* _TASK REQUIREMENTS_
How many lines hold the string "ylabel"? Give only the number.
— Begin DATA EXTRACT —
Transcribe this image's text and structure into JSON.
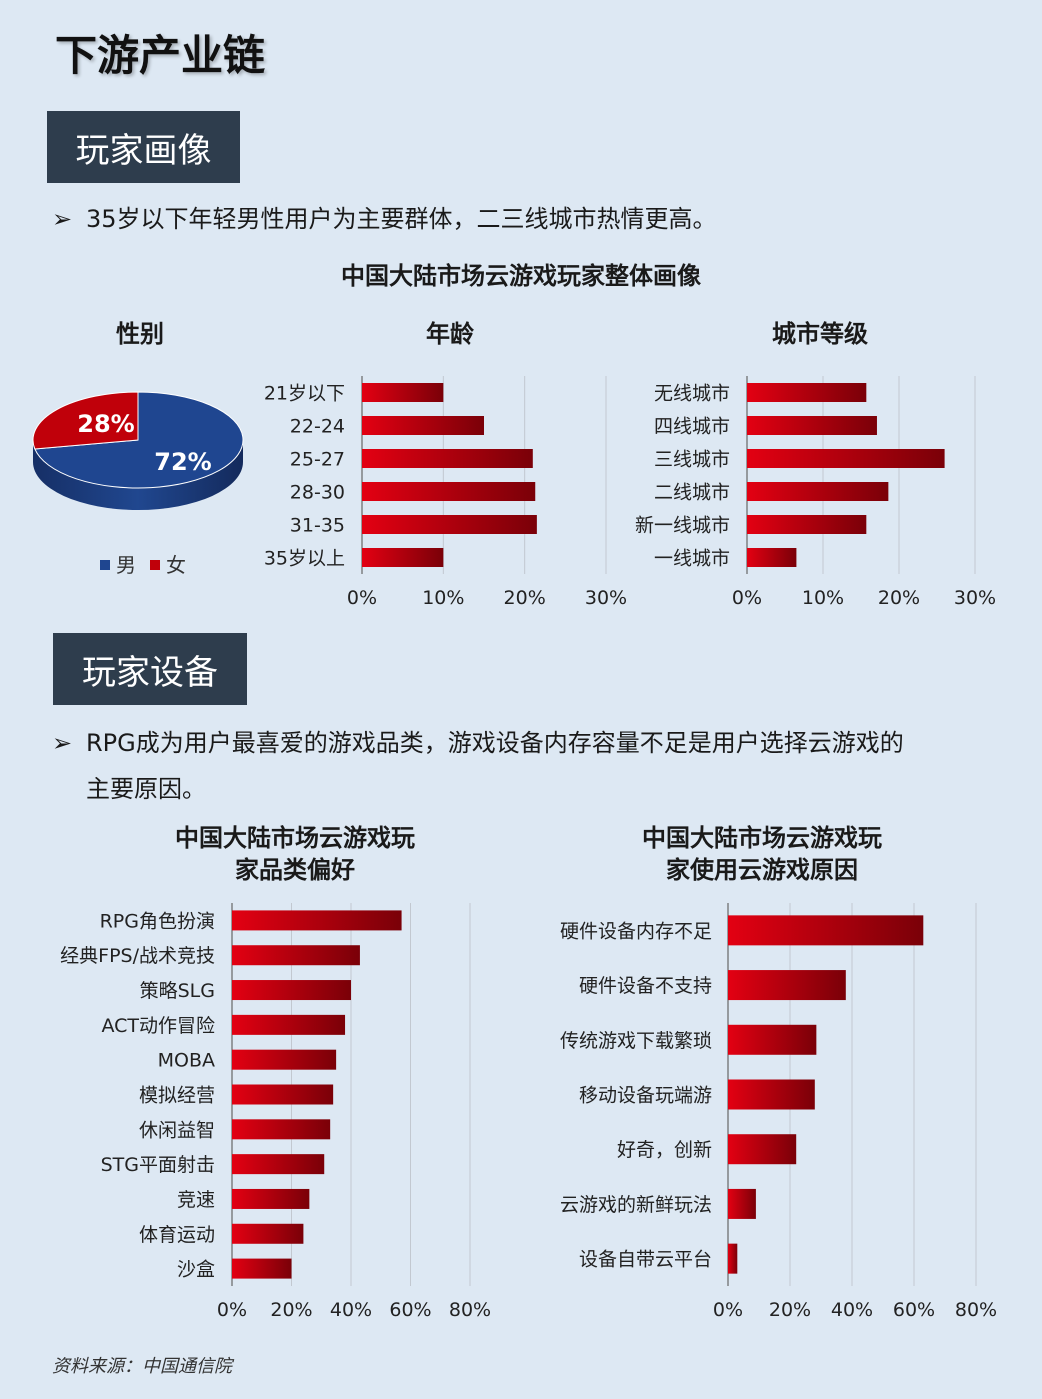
{
  "page_title": "下游产业链",
  "section1": {
    "title": "玩家画像",
    "bullet": "35岁以下年轻男性用户为主要群体，二三线城市热情更高。",
    "main_chart_title": "中国大陆市场云游戏玩家整体画像"
  },
  "section2": {
    "title": "玩家设备",
    "bullet_line1": "RPG成为用户最喜爱的游戏品类，游戏设备内存容量不足是用户选择云游戏的",
    "bullet_line2": "主要原因。"
  },
  "bullet_marker": "➢",
  "source": "资料来源：中国通信院",
  "colors": {
    "male": "#1f4690",
    "female": "#c0000a",
    "bar_dark": "#7a0008",
    "bar_light": "#e30012"
  },
  "chart_data": [
    {
      "type": "pie",
      "title": "性别",
      "categories": [
        "男",
        "女"
      ],
      "values": [
        72,
        28
      ],
      "data_labels": [
        "72%",
        "28%"
      ],
      "legend": "bottom"
    },
    {
      "type": "bar",
      "orientation": "horizontal",
      "title": "年龄",
      "categories": [
        "21岁以下",
        "22-24",
        "25-27",
        "28-30",
        "31-35",
        "35岁以上"
      ],
      "values": [
        10,
        15,
        21,
        21.3,
        21.5,
        10
      ],
      "xlim": [
        0,
        30
      ],
      "xticks": [
        "0%",
        "10%",
        "20%",
        "30%"
      ],
      "grid": true
    },
    {
      "type": "bar",
      "orientation": "horizontal",
      "title": "城市等级",
      "categories": [
        "无线城市",
        "四线城市",
        "三线城市",
        "二线城市",
        "新一线城市",
        "一线城市"
      ],
      "values": [
        15.7,
        17.1,
        26,
        18.6,
        15.7,
        6.5
      ],
      "xlim": [
        0,
        30
      ],
      "xticks": [
        "0%",
        "10%",
        "20%",
        "30%"
      ],
      "grid": true
    },
    {
      "type": "bar",
      "orientation": "horizontal",
      "title": "中国大陆市场云游戏玩家品类偏好",
      "title_lines": [
        "中国大陆市场云游戏玩",
        "家品类偏好"
      ],
      "categories": [
        "RPG角色扮演",
        "经典FPS/战术竞技",
        "策略SLG",
        "ACT动作冒险",
        "MOBA",
        "模拟经营",
        "休闲益智",
        "STG平面射击",
        "竞速",
        "体育运动",
        "沙盒"
      ],
      "values": [
        57,
        43,
        40,
        38,
        35,
        34,
        33,
        31,
        26,
        24,
        20
      ],
      "xlim": [
        0,
        80
      ],
      "xticks": [
        "0%",
        "20%",
        "40%",
        "60%",
        "80%"
      ],
      "grid": true
    },
    {
      "type": "bar",
      "orientation": "horizontal",
      "title": "中国大陆市场云游戏玩家使用云游戏原因",
      "title_lines": [
        "中国大陆市场云游戏玩",
        "家使用云游戏原因"
      ],
      "categories": [
        "硬件设备内存不足",
        "硬件设备不支持",
        "传统游戏下载繁琐",
        "移动设备玩端游",
        "好奇，创新",
        "云游戏的新鲜玩法",
        "设备自带云平台"
      ],
      "values": [
        63,
        38,
        28.5,
        28,
        22,
        9,
        3
      ],
      "xlim": [
        0,
        80
      ],
      "xticks": [
        "0%",
        "20%",
        "40%",
        "60%",
        "80%"
      ],
      "grid": true
    }
  ]
}
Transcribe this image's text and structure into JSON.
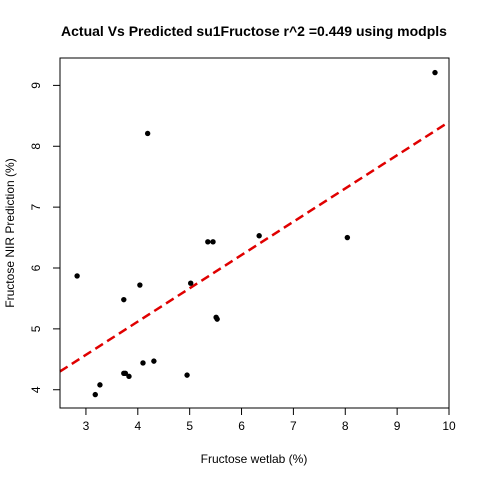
{
  "chart_data": {
    "type": "scatter",
    "title": "Actual Vs Predicted su1Fructose r^2 =0.449 using modpls",
    "xlabel": "Fructose wetlab (%)",
    "ylabel": "Fructose NIR Prediction (%)",
    "xlim": [
      2.5,
      10
    ],
    "ylim": [
      3.7,
      9.45
    ],
    "x_ticks": [
      "3",
      "4",
      "5",
      "6",
      "7",
      "8",
      "9",
      "10"
    ],
    "y_ticks": [
      "4",
      "5",
      "6",
      "7",
      "8",
      "9"
    ],
    "grid": false,
    "point_color": "#000000",
    "series": [
      {
        "x": [
          2.83,
          3.18,
          3.27,
          3.73,
          3.73,
          3.76,
          3.83,
          4.04,
          4.1,
          4.19,
          4.31,
          4.95,
          5.02,
          5.35,
          5.45,
          5.51,
          5.53,
          6.34,
          8.04,
          9.73
        ],
        "y": [
          5.87,
          3.92,
          4.08,
          5.48,
          4.27,
          4.27,
          4.22,
          5.72,
          4.44,
          8.21,
          4.47,
          4.24,
          5.75,
          6.43,
          6.43,
          5.19,
          5.16,
          6.53,
          6.5,
          9.21
        ]
      }
    ],
    "fit_line": {
      "style": "dashed",
      "color": "#e00000",
      "x": [
        2.5,
        10
      ],
      "y": [
        4.3,
        8.4
      ]
    }
  }
}
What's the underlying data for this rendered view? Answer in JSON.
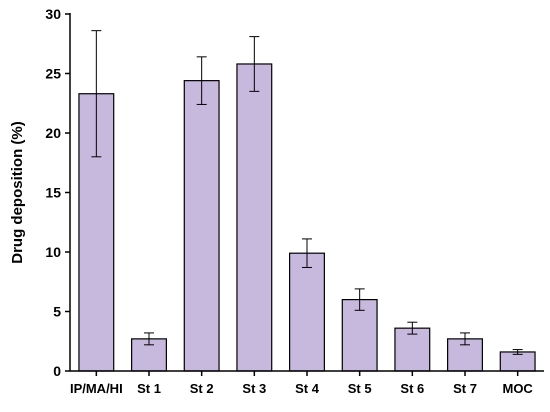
{
  "chart_data": {
    "type": "bar",
    "title": "",
    "xlabel": "",
    "ylabel": "Drug deposition (%)",
    "ylim": [
      0,
      30
    ],
    "yticks": [
      0,
      5,
      10,
      15,
      20,
      25,
      30
    ],
    "categories": [
      "IP/MA/HI",
      "St 1",
      "St 2",
      "St 3",
      "St 4",
      "St 5",
      "St 6",
      "St 7",
      "MOC"
    ],
    "values": [
      23.3,
      2.7,
      24.4,
      25.8,
      9.9,
      6.0,
      3.6,
      2.7,
      1.6
    ],
    "error": [
      5.3,
      0.5,
      2.0,
      2.3,
      1.2,
      0.9,
      0.5,
      0.5,
      0.2
    ],
    "grid": false,
    "legend": "none",
    "colors": {
      "bar_fill": "#c7b9dd",
      "bar_stroke": "#000000"
    }
  }
}
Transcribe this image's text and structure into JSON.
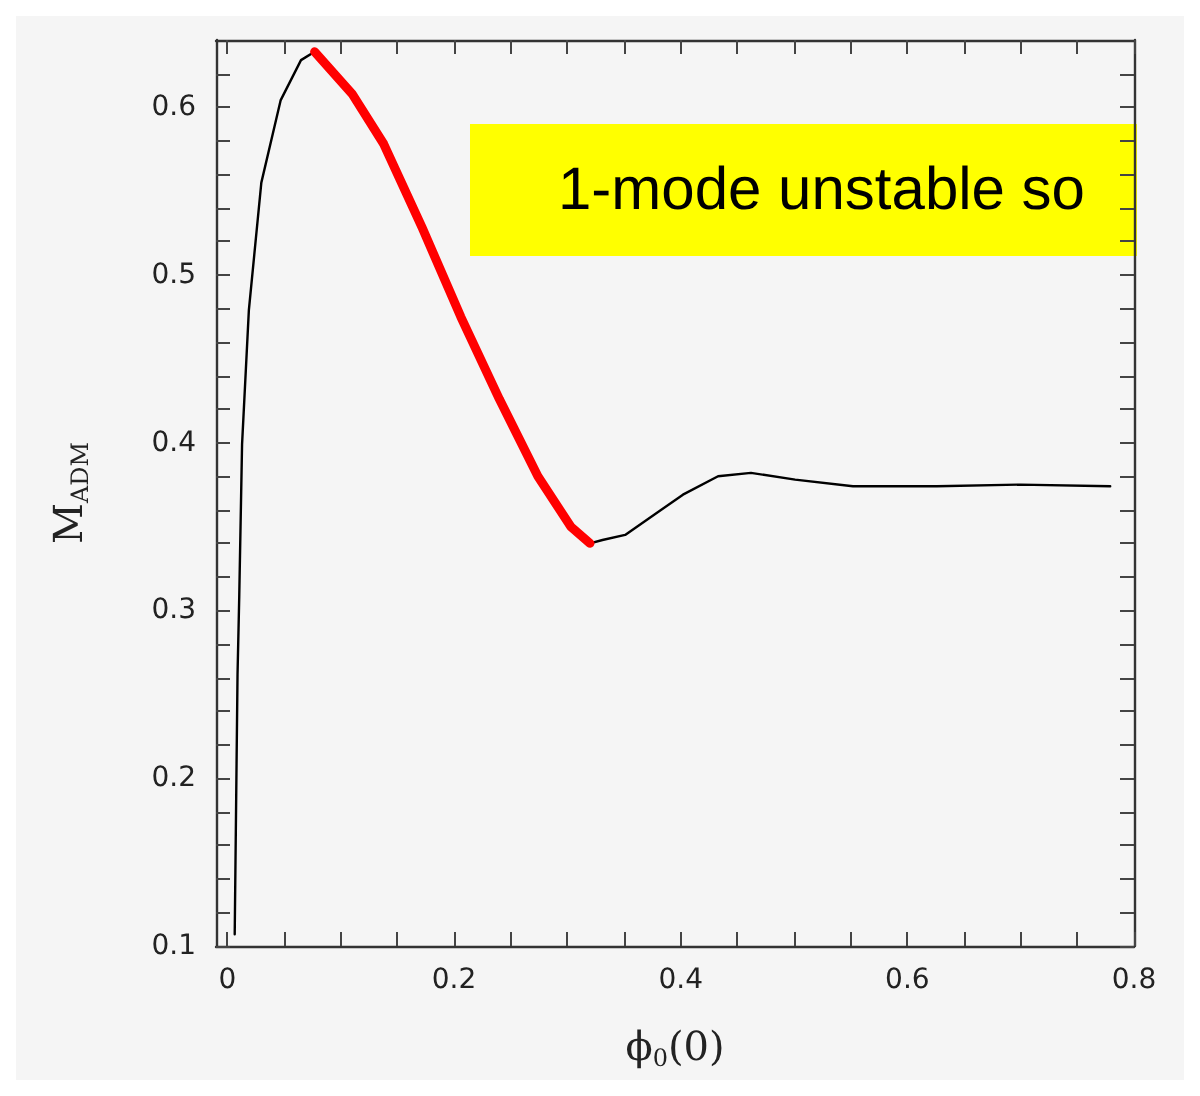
{
  "chart_data": {
    "type": "line",
    "xlabel": "ϕ$_{0}$(0)",
    "ylabel": "M$_{ADM}$",
    "annotations": [
      "1-mode unstable so"
    ],
    "xlim": [
      -0.01,
      0.8
    ],
    "ylim": [
      0.1,
      0.64
    ],
    "xticks": [
      0,
      {
        "value": 0.05,
        "label": null
      },
      {
        "value": 0.1,
        "label": null
      },
      {
        "value": 0.15,
        "label": null
      },
      0.2,
      {
        "value": 0.25,
        "label": null
      },
      {
        "value": 0.3,
        "label": null
      },
      {
        "value": 0.35,
        "label": null
      },
      0.4,
      {
        "value": 0.45,
        "label": null
      },
      {
        "value": 0.5,
        "label": null
      },
      {
        "value": 0.55,
        "label": null
      },
      0.6,
      {
        "value": 0.65,
        "label": null
      },
      {
        "value": 0.7,
        "label": null
      },
      {
        "value": 0.75,
        "label": null
      },
      0.8
    ],
    "yticks": [
      0.1,
      {
        "value": 0.12,
        "label": null
      },
      {
        "value": 0.14,
        "label": null
      },
      {
        "value": 0.16,
        "label": null
      },
      {
        "value": 0.18,
        "label": null
      },
      0.2,
      {
        "value": 0.22,
        "label": null
      },
      {
        "value": 0.24,
        "label": null
      },
      {
        "value": 0.26,
        "label": null
      },
      {
        "value": 0.28,
        "label": null
      },
      0.3,
      {
        "value": 0.32,
        "label": null
      },
      {
        "value": 0.34,
        "label": null
      },
      {
        "value": 0.36,
        "label": null
      },
      {
        "value": 0.38,
        "label": null
      },
      0.4,
      {
        "value": 0.42,
        "label": null
      },
      {
        "value": 0.44,
        "label": null
      },
      {
        "value": 0.46,
        "label": null
      },
      {
        "value": 0.48,
        "label": null
      },
      0.5,
      {
        "value": 0.52,
        "label": null
      },
      {
        "value": 0.54,
        "label": null
      },
      {
        "value": 0.56,
        "label": null
      },
      {
        "value": 0.58,
        "label": null
      },
      0.6,
      {
        "value": 0.62,
        "label": null
      }
    ],
    "grid": false,
    "marker": "none",
    "line_style": "solid",
    "series": [
      {
        "color": "#000000",
        "x": [
          0.0065,
          0.009,
          0.0105,
          0.013,
          0.019,
          0.03,
          0.047,
          0.065,
          0.077
        ],
        "values": [
          0.107,
          0.262,
          0.308,
          0.399,
          0.479,
          0.555,
          0.604,
          0.628,
          0.633
        ]
      },
      {
        "color": "#ff0000",
        "x": [
          0.077,
          0.11,
          0.138,
          0.172,
          0.206,
          0.24,
          0.274,
          0.303,
          0.32
        ],
        "values": [
          0.633,
          0.608,
          0.578,
          0.528,
          0.475,
          0.426,
          0.38,
          0.35,
          0.34
        ]
      },
      {
        "color": "#000000",
        "x": [
          0.32,
          0.331,
          0.351,
          0.402,
          0.433,
          0.462,
          0.501,
          0.552,
          0.626,
          0.7,
          0.779
        ],
        "values": [
          0.34,
          0.342,
          0.345,
          0.369,
          0.38,
          0.382,
          0.378,
          0.374,
          0.374,
          0.375,
          0.374
        ]
      }
    ]
  }
}
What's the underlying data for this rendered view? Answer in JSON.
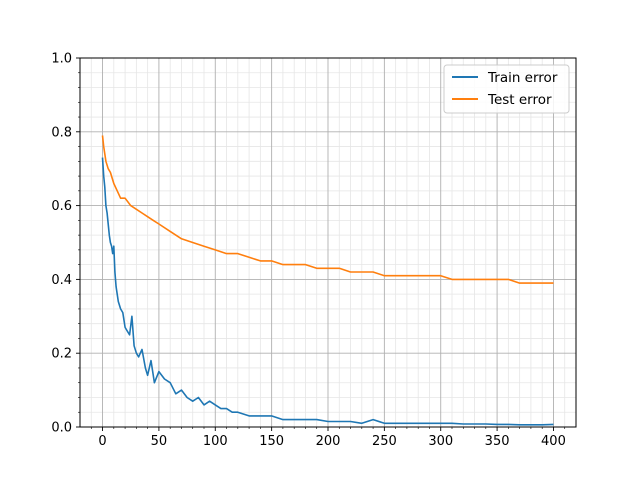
— End DATA EXTRACT —
* _FINISHED TASK_
3